* **What the task asks**:
Identify all lines in the listing that include the word "Lanz", and copy them out.

Records from a collection:
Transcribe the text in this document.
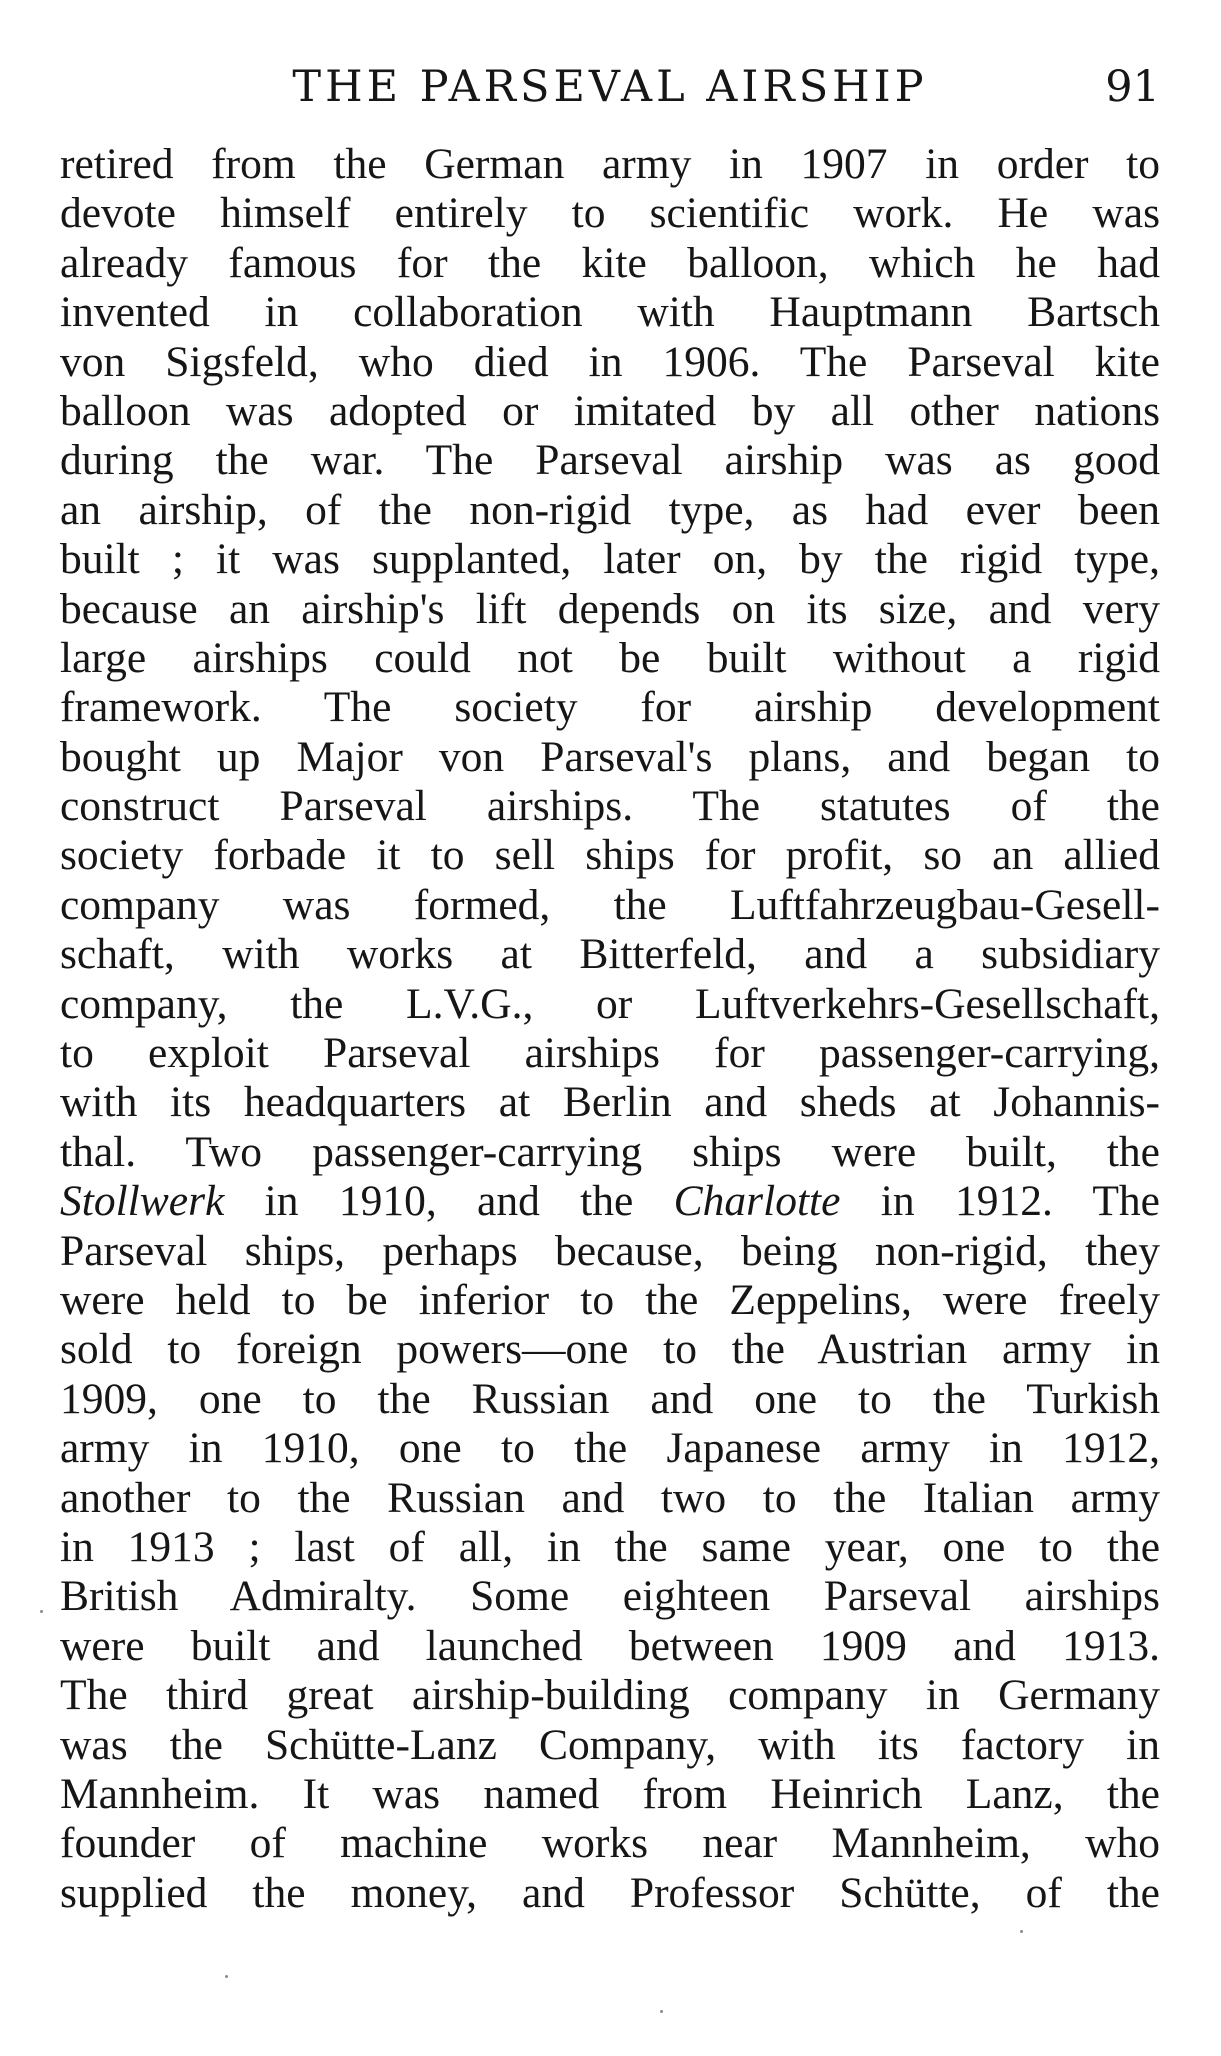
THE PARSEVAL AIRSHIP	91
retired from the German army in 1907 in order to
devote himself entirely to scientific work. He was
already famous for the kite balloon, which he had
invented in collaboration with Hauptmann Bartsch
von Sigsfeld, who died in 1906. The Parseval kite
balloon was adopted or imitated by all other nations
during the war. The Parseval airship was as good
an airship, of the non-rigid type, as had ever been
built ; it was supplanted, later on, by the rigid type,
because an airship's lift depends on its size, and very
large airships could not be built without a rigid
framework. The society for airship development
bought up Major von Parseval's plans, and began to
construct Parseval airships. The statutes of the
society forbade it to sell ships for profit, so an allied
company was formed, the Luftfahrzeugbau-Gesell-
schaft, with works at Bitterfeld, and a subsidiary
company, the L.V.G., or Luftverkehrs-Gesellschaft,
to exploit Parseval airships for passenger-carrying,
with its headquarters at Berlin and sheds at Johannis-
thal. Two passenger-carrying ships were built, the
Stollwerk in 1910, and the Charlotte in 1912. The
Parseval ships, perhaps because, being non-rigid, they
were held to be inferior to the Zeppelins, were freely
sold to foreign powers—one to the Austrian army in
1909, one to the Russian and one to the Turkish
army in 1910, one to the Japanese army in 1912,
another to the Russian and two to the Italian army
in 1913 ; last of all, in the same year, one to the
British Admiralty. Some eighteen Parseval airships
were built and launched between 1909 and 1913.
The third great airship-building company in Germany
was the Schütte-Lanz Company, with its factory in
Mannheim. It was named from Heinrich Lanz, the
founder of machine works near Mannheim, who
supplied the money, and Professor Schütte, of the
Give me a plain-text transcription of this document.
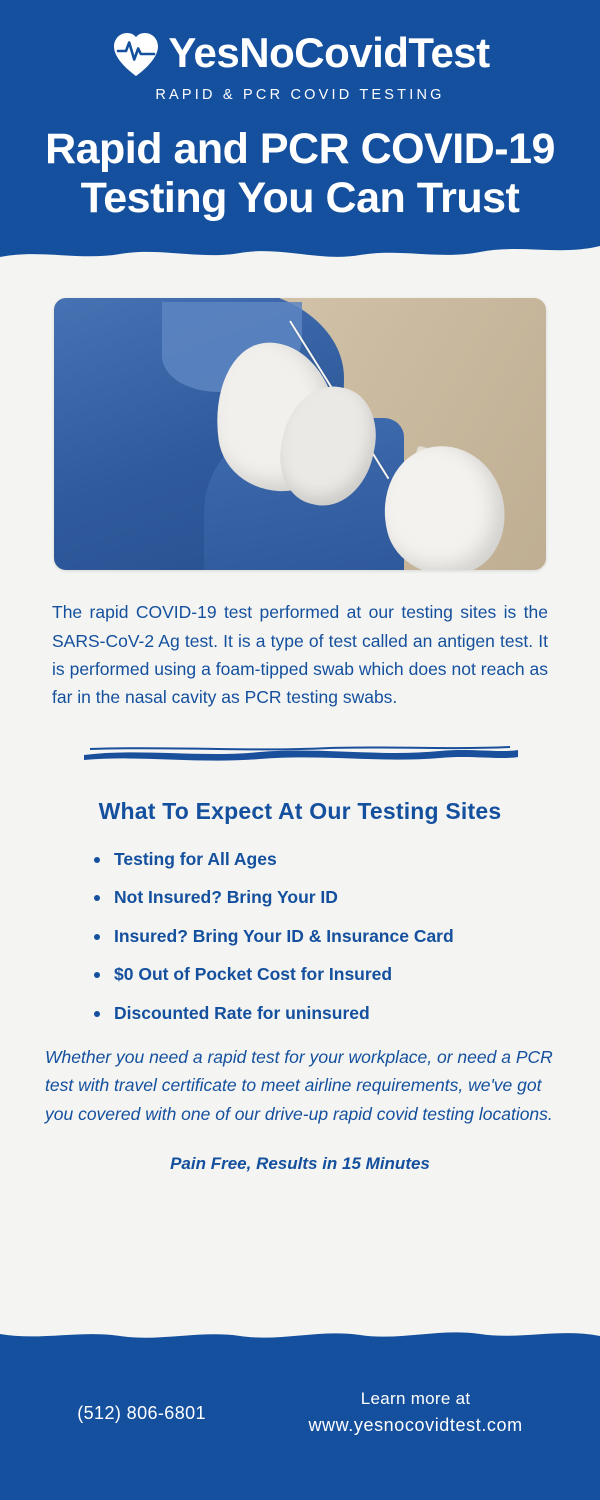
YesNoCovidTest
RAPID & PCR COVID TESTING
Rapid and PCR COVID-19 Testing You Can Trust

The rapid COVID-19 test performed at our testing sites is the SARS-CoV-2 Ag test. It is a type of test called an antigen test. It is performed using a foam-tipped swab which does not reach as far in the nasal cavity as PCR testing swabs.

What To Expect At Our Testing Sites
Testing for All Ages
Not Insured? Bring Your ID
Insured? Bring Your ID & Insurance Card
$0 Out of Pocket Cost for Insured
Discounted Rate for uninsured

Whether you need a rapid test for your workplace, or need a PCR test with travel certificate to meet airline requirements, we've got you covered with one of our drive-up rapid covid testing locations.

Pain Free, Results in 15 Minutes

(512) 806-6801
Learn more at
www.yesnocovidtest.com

* * *

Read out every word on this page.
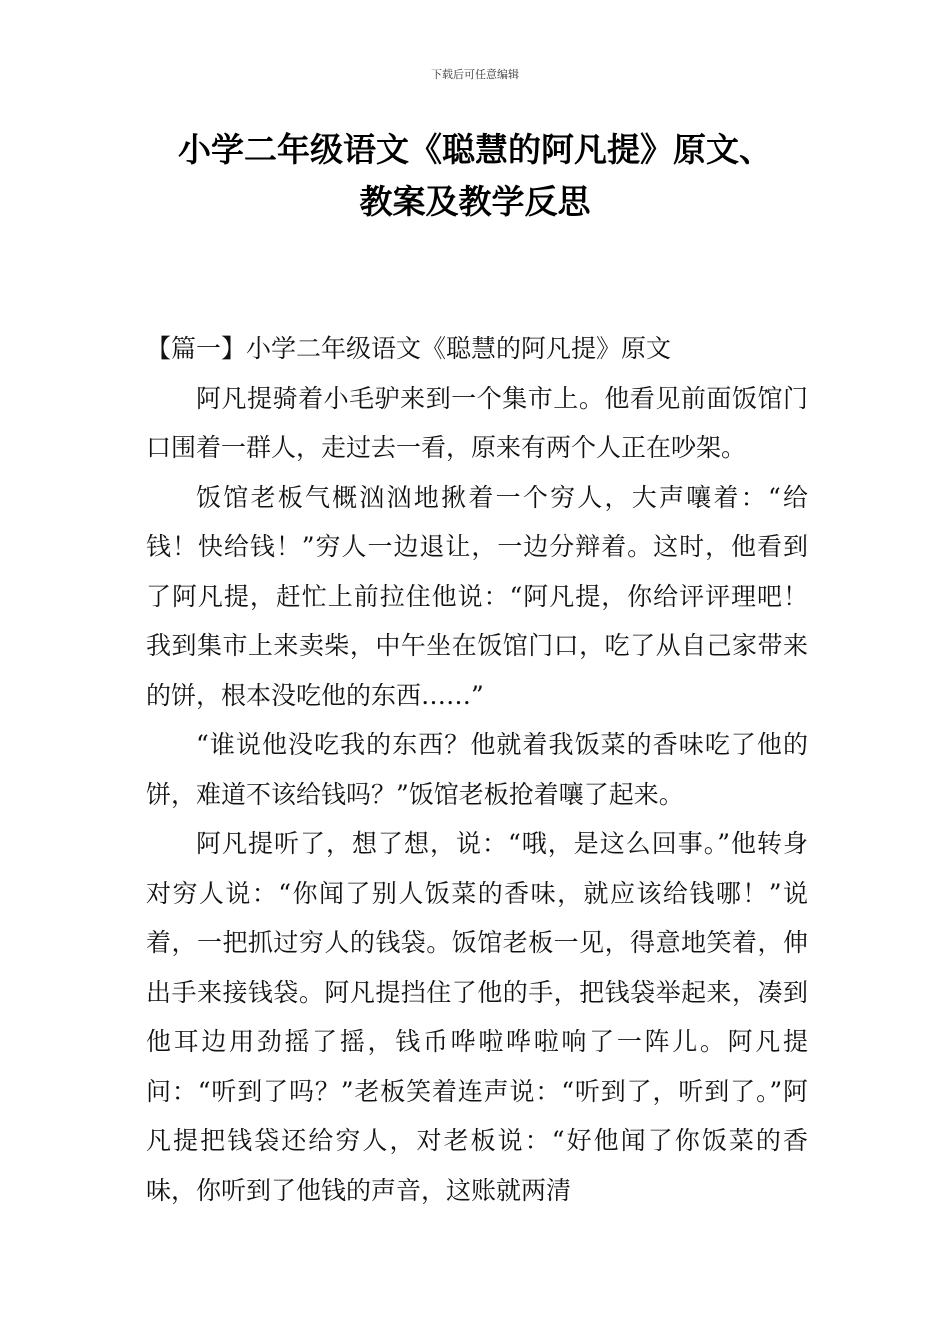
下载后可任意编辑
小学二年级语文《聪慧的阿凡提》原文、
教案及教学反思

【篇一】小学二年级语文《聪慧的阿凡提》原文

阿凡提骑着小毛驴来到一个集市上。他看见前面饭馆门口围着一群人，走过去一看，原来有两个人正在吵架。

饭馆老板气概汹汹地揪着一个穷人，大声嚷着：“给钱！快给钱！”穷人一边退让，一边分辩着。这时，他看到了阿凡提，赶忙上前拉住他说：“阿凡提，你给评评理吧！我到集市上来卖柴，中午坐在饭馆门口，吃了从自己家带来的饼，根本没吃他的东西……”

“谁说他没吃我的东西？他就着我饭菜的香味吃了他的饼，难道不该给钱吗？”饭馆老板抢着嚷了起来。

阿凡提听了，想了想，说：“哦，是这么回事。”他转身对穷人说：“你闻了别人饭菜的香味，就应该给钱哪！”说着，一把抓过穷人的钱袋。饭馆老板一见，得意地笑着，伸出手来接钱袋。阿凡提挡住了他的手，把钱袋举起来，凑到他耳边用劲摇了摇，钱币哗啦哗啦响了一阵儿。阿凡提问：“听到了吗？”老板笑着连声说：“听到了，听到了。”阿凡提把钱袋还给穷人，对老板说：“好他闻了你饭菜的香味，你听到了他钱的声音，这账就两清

* **Exercise response**:
was the Schütte-Lanz Company, with its factory in
Mannheim. It was named from Heinrich Lanz, the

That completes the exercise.